_Aim of the task_
Select each line where the word "close" appears.

_Structured figure records_
━━━━━━━━
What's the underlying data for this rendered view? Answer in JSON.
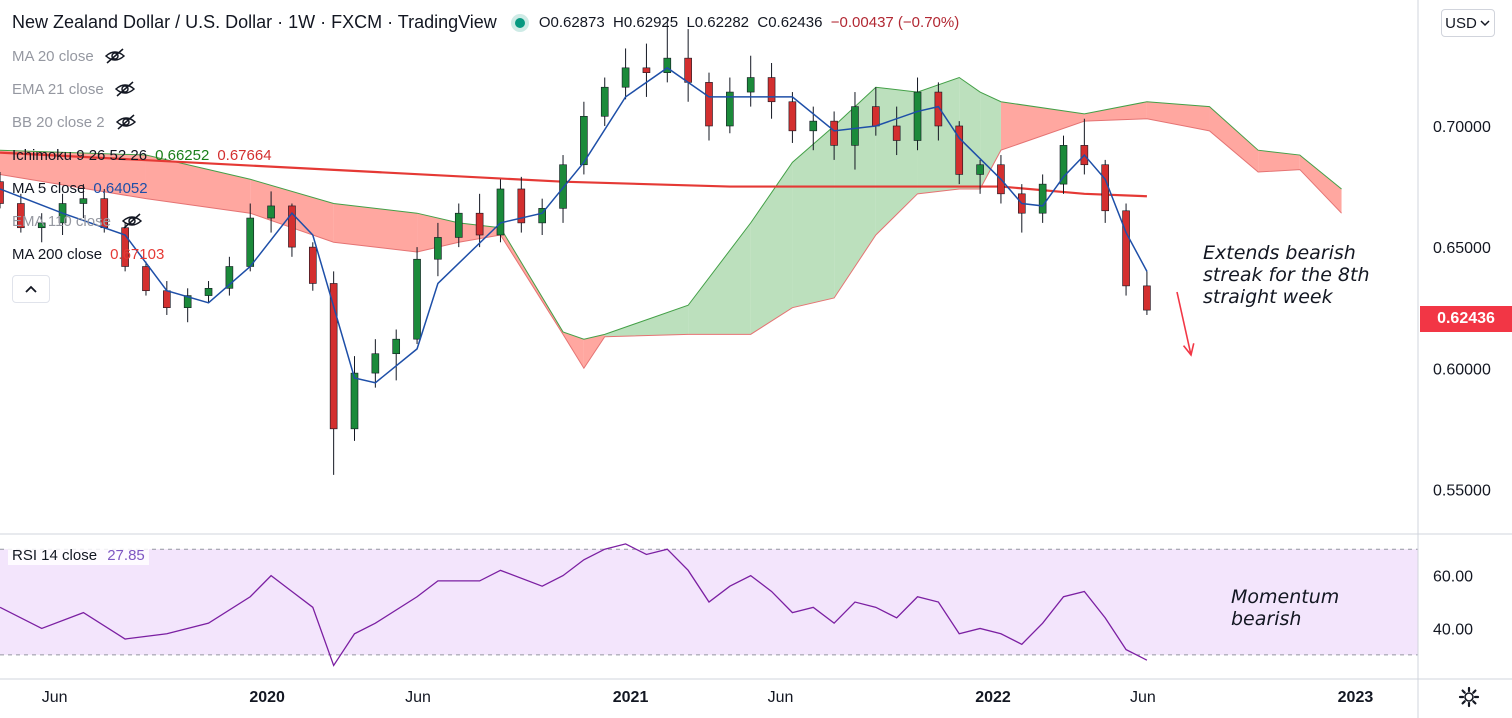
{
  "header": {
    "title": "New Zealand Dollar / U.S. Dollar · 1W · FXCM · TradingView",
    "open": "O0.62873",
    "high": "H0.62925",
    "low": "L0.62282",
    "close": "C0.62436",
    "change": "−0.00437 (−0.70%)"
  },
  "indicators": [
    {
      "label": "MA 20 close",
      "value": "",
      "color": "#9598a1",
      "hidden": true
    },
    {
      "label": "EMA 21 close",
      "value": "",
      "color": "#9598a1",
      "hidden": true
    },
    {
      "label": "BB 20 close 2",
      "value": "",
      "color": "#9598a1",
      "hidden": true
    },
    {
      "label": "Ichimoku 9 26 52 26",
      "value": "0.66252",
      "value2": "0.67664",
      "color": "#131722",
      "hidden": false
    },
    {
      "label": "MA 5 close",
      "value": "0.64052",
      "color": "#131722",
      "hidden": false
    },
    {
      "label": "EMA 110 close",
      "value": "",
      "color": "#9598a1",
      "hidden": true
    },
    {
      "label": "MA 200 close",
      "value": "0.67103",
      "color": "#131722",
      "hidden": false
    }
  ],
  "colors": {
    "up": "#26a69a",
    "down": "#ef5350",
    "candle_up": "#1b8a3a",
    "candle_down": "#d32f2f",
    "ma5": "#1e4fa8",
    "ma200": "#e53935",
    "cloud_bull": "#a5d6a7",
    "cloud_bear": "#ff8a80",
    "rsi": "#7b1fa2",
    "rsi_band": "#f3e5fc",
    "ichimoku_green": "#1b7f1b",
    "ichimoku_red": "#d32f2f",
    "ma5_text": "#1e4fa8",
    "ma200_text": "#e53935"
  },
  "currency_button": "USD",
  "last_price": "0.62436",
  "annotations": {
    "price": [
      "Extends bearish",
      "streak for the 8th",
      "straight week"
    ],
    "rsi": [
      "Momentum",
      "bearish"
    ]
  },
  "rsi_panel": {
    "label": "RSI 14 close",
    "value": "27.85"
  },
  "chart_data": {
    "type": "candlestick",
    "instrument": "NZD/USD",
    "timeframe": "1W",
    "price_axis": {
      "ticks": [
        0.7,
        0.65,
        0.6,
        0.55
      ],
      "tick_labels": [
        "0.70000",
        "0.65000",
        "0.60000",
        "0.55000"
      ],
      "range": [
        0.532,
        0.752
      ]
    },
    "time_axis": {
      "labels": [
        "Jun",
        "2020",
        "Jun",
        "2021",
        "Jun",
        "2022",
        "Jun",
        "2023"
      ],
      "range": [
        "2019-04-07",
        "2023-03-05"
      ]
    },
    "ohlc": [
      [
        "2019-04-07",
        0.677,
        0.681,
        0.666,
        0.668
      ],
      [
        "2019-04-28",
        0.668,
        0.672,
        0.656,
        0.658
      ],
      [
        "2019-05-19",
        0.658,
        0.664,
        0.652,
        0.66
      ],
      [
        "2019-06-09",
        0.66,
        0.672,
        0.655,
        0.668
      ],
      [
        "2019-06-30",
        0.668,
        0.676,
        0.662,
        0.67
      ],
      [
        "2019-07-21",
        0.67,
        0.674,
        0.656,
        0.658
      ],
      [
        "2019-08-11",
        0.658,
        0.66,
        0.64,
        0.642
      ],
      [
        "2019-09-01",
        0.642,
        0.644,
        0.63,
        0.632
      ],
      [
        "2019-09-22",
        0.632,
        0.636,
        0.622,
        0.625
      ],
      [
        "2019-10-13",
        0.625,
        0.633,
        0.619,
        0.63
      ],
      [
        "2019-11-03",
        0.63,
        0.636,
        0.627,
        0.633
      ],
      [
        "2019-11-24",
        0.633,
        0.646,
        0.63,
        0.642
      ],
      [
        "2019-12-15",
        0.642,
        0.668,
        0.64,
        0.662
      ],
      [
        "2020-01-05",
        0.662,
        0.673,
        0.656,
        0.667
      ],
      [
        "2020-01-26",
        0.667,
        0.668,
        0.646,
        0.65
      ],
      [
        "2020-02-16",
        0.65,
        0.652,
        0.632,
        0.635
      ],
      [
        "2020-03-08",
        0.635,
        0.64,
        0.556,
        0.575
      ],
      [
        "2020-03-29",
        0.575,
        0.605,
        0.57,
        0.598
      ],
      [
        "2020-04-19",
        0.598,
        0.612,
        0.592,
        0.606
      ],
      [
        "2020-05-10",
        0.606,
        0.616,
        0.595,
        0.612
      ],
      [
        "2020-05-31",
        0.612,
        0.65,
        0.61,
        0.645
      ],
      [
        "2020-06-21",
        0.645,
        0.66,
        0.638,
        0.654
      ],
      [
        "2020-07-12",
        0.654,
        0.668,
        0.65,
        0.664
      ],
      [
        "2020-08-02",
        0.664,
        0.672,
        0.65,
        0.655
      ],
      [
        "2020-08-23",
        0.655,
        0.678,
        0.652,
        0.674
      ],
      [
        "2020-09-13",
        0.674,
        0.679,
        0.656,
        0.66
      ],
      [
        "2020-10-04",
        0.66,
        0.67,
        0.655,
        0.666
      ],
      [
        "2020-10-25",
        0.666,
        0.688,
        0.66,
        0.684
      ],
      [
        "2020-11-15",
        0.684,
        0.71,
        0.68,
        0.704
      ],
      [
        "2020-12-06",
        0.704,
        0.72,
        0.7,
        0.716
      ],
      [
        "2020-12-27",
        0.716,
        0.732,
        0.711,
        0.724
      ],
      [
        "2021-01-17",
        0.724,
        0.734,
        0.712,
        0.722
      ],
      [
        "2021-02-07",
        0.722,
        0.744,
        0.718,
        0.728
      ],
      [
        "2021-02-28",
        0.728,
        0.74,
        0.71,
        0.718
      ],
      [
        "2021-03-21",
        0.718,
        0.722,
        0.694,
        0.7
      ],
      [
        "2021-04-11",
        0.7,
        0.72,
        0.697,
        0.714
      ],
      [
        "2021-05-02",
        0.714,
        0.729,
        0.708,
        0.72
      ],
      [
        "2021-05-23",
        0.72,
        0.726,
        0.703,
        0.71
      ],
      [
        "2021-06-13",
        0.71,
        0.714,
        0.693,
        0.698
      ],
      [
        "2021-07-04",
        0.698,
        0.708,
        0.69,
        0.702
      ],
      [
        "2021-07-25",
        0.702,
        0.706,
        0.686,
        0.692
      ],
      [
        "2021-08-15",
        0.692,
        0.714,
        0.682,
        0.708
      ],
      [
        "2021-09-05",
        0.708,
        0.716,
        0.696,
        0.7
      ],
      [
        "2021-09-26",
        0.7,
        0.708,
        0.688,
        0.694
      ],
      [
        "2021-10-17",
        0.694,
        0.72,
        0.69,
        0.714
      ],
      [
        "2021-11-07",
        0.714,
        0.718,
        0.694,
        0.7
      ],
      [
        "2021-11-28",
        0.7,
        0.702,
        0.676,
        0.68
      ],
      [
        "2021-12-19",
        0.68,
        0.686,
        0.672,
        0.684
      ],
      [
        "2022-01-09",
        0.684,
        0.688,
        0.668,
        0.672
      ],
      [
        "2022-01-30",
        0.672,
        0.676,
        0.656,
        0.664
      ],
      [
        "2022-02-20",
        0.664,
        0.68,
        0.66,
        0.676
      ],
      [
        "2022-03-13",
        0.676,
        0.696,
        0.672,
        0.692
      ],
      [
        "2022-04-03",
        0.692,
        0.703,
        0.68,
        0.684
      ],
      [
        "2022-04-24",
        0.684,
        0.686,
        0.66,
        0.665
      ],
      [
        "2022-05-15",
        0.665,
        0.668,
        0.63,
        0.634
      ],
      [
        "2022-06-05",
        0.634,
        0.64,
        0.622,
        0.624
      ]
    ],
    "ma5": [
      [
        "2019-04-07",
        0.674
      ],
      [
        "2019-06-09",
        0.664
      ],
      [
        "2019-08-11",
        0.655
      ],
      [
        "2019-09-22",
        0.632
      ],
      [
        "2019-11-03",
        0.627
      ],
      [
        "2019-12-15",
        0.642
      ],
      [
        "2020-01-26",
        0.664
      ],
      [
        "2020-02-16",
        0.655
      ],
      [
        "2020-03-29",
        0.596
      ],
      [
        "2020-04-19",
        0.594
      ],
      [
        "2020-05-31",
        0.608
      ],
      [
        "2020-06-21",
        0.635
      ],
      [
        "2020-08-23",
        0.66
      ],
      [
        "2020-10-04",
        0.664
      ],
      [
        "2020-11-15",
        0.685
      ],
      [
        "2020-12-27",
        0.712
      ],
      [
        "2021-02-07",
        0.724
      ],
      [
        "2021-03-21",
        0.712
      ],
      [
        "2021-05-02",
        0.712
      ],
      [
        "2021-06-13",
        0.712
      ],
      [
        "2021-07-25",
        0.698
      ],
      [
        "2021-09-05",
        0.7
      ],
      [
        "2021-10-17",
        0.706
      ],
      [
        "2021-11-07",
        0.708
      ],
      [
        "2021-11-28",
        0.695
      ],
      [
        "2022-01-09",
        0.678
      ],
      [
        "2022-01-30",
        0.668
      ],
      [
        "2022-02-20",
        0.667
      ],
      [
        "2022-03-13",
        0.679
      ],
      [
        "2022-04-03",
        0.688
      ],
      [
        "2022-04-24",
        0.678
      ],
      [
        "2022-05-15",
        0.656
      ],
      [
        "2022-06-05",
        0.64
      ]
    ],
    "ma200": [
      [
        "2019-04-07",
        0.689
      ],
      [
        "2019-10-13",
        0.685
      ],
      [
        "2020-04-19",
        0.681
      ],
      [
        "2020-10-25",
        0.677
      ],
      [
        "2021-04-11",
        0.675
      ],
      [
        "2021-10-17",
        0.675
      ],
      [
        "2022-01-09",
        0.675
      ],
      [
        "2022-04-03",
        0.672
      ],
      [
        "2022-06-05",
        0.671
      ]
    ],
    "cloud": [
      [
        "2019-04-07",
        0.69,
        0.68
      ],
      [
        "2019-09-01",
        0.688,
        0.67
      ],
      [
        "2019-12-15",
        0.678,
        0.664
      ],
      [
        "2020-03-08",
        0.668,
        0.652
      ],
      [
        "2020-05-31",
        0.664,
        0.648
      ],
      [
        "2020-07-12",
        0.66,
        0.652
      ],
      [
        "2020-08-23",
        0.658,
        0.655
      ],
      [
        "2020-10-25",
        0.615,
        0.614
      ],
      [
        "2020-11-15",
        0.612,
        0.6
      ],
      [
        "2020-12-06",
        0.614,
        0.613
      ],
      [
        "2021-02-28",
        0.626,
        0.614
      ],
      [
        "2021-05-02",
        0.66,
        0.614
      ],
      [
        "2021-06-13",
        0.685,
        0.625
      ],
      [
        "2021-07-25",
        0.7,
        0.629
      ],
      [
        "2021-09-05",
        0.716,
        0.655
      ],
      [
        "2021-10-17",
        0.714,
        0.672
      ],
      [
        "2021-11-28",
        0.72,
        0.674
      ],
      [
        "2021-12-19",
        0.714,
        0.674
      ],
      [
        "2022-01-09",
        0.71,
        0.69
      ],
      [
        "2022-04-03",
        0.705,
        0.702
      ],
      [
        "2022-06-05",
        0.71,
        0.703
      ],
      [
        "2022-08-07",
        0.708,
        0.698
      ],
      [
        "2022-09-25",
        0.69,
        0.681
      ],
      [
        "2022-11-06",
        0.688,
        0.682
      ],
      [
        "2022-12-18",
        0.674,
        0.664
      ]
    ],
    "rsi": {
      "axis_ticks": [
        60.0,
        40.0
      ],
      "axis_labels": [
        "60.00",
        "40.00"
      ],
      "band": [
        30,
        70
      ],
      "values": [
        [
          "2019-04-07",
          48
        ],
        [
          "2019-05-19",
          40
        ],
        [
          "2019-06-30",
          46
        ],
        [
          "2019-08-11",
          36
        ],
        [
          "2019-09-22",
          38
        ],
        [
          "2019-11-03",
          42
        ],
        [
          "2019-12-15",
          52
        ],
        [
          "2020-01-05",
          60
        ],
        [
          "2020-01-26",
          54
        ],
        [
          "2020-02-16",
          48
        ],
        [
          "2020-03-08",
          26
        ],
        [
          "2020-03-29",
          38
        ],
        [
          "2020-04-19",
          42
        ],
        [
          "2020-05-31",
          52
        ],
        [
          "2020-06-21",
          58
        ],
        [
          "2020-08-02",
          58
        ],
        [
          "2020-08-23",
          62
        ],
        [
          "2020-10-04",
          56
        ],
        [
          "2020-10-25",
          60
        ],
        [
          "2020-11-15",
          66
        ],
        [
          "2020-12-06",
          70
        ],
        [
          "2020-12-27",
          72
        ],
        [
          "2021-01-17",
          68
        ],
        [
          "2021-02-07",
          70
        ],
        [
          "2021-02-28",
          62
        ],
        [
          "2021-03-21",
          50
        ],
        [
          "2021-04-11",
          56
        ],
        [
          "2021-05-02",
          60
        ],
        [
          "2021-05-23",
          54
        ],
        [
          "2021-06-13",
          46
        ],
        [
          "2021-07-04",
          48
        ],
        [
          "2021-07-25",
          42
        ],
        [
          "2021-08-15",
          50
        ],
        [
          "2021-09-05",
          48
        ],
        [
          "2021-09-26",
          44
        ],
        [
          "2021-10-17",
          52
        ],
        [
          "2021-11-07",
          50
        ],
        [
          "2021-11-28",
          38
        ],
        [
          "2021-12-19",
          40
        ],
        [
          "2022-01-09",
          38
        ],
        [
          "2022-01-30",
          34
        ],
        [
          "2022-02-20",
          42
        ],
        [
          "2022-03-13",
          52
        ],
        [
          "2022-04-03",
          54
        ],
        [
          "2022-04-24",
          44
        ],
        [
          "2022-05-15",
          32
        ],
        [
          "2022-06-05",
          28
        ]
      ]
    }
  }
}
━━━━━━━━
_Final result_
    "close": "C0.62436",
      "label": "MA 20 close",
      "label": "EMA 21 close",
      "label": "BB 20 close 2",
      "label": "MA 5 close",
      "label": "EMA 110 close",
      "label": "MA 200 close",
    "label": "RSI 14 close",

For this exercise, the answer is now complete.